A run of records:

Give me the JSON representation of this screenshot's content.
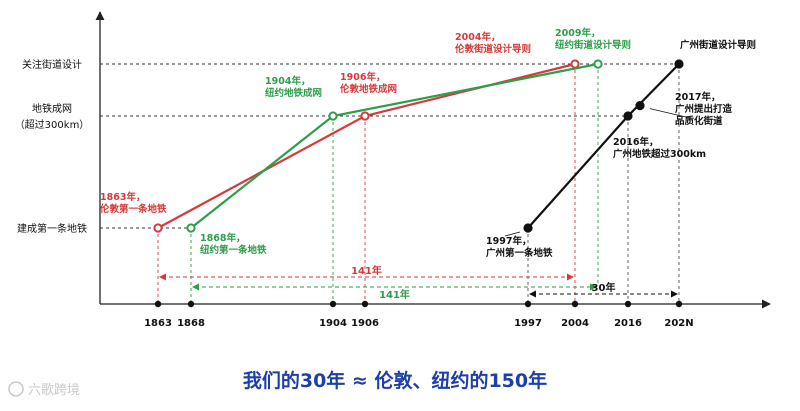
{
  "chart_data": {
    "type": "line",
    "title": "",
    "xlabel": "",
    "ylabel": "",
    "x_ticks": [
      "1863",
      "1868",
      "1904",
      "1906",
      "1997",
      "2004",
      "2016",
      "202N"
    ],
    "y_levels": [
      "建成第一条地铁",
      "地铁成网",
      "（超过300km）",
      "关注街道设计"
    ],
    "series": [
      {
        "color": "#d63a3a",
        "points": [
          {
            "x": "1863",
            "level": 0,
            "label": [
              "1863年，",
              "伦敦第一条地铁"
            ]
          },
          {
            "x": "1906",
            "level": 1,
            "label": [
              "1906年，",
              "伦敦地铁成网"
            ]
          },
          {
            "x": "2004",
            "level": 2,
            "label": [
              "2004年，",
              "伦敦街道设计导则"
            ]
          }
        ]
      },
      {
        "color": "#2e9e4a",
        "points": [
          {
            "x": "1868",
            "level": 0,
            "label": [
              "1868年，",
              "纽约第一条地铁"
            ]
          },
          {
            "x": "1904",
            "level": 1,
            "label": [
              "1904年，",
              "纽约地铁成网"
            ]
          },
          {
            "x": "2009",
            "level": 2,
            "label": [
              "2009年，",
              "纽约街道设计导则"
            ]
          }
        ]
      },
      {
        "color": "#111111",
        "points": [
          {
            "x": "1997",
            "level": 0,
            "label": [
              "1997年，",
              "广州第一条地铁"
            ]
          },
          {
            "x": "2016",
            "level": 1,
            "label": [
              "2016年，",
              "广州地铁超过300km"
            ]
          },
          {
            "x": "2017",
            "level": 1.2,
            "label": [
              "2017年，",
              "广州提出打造",
              "品质化街道"
            ]
          },
          {
            "x": "202N",
            "level": 2,
            "label": [
              "广州街道设计导则"
            ]
          }
        ]
      }
    ],
    "spans": [
      {
        "from": "1863",
        "to": "2004",
        "label": "141年",
        "color": "#d63a3a"
      },
      {
        "from": "1868",
        "to": "2009",
        "label": "141年",
        "color": "#2e9e4a"
      },
      {
        "from": "1997",
        "to": "202N",
        "label": "30年",
        "color": "#111111"
      }
    ]
  },
  "caption": "我们的30年 ≈ 伦敦、纽约的150年",
  "watermark": "六歌跨境",
  "colors": {
    "red": "#d63a3a",
    "green": "#2e9e4a",
    "black": "#111111",
    "caption": "#1f3fa8"
  }
}
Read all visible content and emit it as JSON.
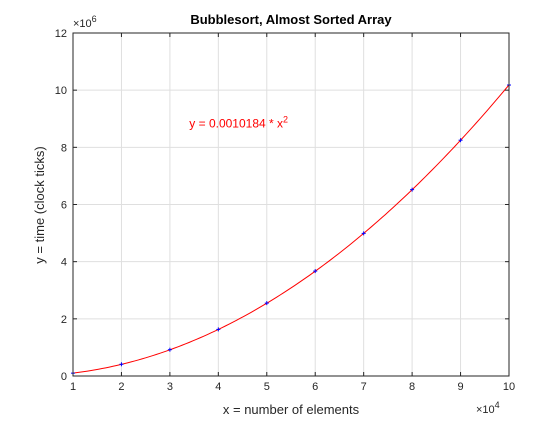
{
  "chart_data": {
    "type": "scatter",
    "title": "Bubblesort, Almost Sorted Array",
    "xlabel": "x = number of elements",
    "ylabel": "y = time (clock ticks)",
    "x_exponent_base": "×10",
    "x_exponent_power": "4",
    "y_exponent_base": "×10",
    "y_exponent_power": "6",
    "xlim": [
      1,
      10
    ],
    "ylim": [
      0,
      12
    ],
    "x_ticks": [
      "1",
      "2",
      "3",
      "4",
      "5",
      "6",
      "7",
      "8",
      "9",
      "10"
    ],
    "y_ticks": [
      "0",
      "2",
      "4",
      "6",
      "8",
      "10",
      "12"
    ],
    "grid": true,
    "series": [
      {
        "kind": "points",
        "color": "#0000ff",
        "x": [
          1,
          2,
          3,
          4,
          5,
          6,
          7,
          8,
          9,
          10
        ],
        "y": [
          0.1,
          0.41,
          0.92,
          1.63,
          2.55,
          3.67,
          4.99,
          6.52,
          8.25,
          10.18
        ]
      },
      {
        "kind": "fit-curve",
        "color": "#ff0000",
        "coefficient": 0.0010184,
        "power": 2
      }
    ],
    "annotation": {
      "prefix": "y = 0.0010184 * x",
      "superscript": "2",
      "color": "#ff0000",
      "anchor_x": 3.4,
      "anchor_y": 8.7
    }
  }
}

Work to be completed: Keep the pictures out of your copy, and repeat every entry above exactly.

Solution:
Give me the JSON representation of this screenshot's content.
{
  "chart_data": {
    "type": "line",
    "title": "",
    "xlabel": "",
    "ylabel": "",
    "x_ticks": [
      "1863",
      "1868",
      "1904",
      "1906",
      "1997",
      "2004",
      "2016",
      "202N"
    ],
    "y_levels": [
      "建成第一条地铁",
      "地铁成网",
      "（超过300km）",
      "关注街道设计"
    ],
    "series": [
      {
        "color": "#d63a3a",
        "points": [
          {
            "x": "1863",
            "level": 0,
            "label": [
              "1863年，",
              "伦敦第一条地铁"
            ]
          },
          {
            "x": "1906",
            "level": 1,
            "label": [
              "1906年，",
              "伦敦地铁成网"
            ]
          },
          {
            "x": "2004",
            "level": 2,
            "label": [
              "2004年，",
              "伦敦街道设计导则"
            ]
          }
        ]
      },
      {
        "color": "#2e9e4a",
        "points": [
          {
            "x": "1868",
            "level": 0,
            "label": [
              "1868年，",
              "纽约第一条地铁"
            ]
          },
          {
            "x": "1904",
            "level": 1,
            "label": [
              "1904年，",
              "纽约地铁成网"
            ]
          },
          {
            "x": "2009",
            "level": 2,
            "label": [
              "2009年，",
              "纽约街道设计导则"
            ]
          }
        ]
      },
      {
        "color": "#111111",
        "points": [
          {
            "x": "1997",
            "level": 0,
            "label": [
              "1997年，",
              "广州第一条地铁"
            ]
          },
          {
            "x": "2016",
            "level": 1,
            "label": [
              "2016年，",
              "广州地铁超过300km"
            ]
          },
          {
            "x": "2017",
            "level": 1.2,
            "label": [
              "2017年，",
              "广州提出打造",
              "品质化街道"
            ]
          },
          {
            "x": "202N",
            "level": 2,
            "label": [
              "广州街道设计导则"
            ]
          }
        ]
      }
    ],
    "spans": [
      {
        "from": "1863",
        "to": "2004",
        "label": "141年",
        "color": "#d63a3a"
      },
      {
        "from": "1868",
        "to": "2009",
        "label": "141年",
        "color": "#2e9e4a"
      },
      {
        "from": "1997",
        "to": "202N",
        "label": "30年",
        "color": "#111111"
      }
    ]
  },
  "caption": "我们的30年 ≈ 伦敦、纽约的150年",
  "watermark": "六歌跨境",
  "colors": {
    "red": "#d63a3a",
    "green": "#2e9e4a",
    "black": "#111111",
    "caption": "#1f3fa8"
  }
}
Read all visible content and emit it as JSON.
{
  "chart_data": {
    "type": "scatter",
    "title": "Bubblesort, Almost Sorted Array",
    "xlabel": "x = number of elements",
    "ylabel": "y = time (clock ticks)",
    "x_exponent_base": "×10",
    "x_exponent_power": "4",
    "y_exponent_base": "×10",
    "y_exponent_power": "6",
    "xlim": [
      1,
      10
    ],
    "ylim": [
      0,
      12
    ],
    "x_ticks": [
      "1",
      "2",
      "3",
      "4",
      "5",
      "6",
      "7",
      "8",
      "9",
      "10"
    ],
    "y_ticks": [
      "0",
      "2",
      "4",
      "6",
      "8",
      "10",
      "12"
    ],
    "grid": true,
    "series": [
      {
        "kind": "points",
        "color": "#0000ff",
        "x": [
          1,
          2,
          3,
          4,
          5,
          6,
          7,
          8,
          9,
          10
        ],
        "y": [
          0.1,
          0.41,
          0.92,
          1.63,
          2.55,
          3.67,
          4.99,
          6.52,
          8.25,
          10.18
        ]
      },
      {
        "kind": "fit-curve",
        "color": "#ff0000",
        "coefficient": 0.0010184,
        "power": 2
      }
    ],
    "annotation": {
      "prefix": "y = 0.0010184 * x",
      "superscript": "2",
      "color": "#ff0000",
      "anchor_x": 3.4,
      "anchor_y": 8.7
    }
  }
}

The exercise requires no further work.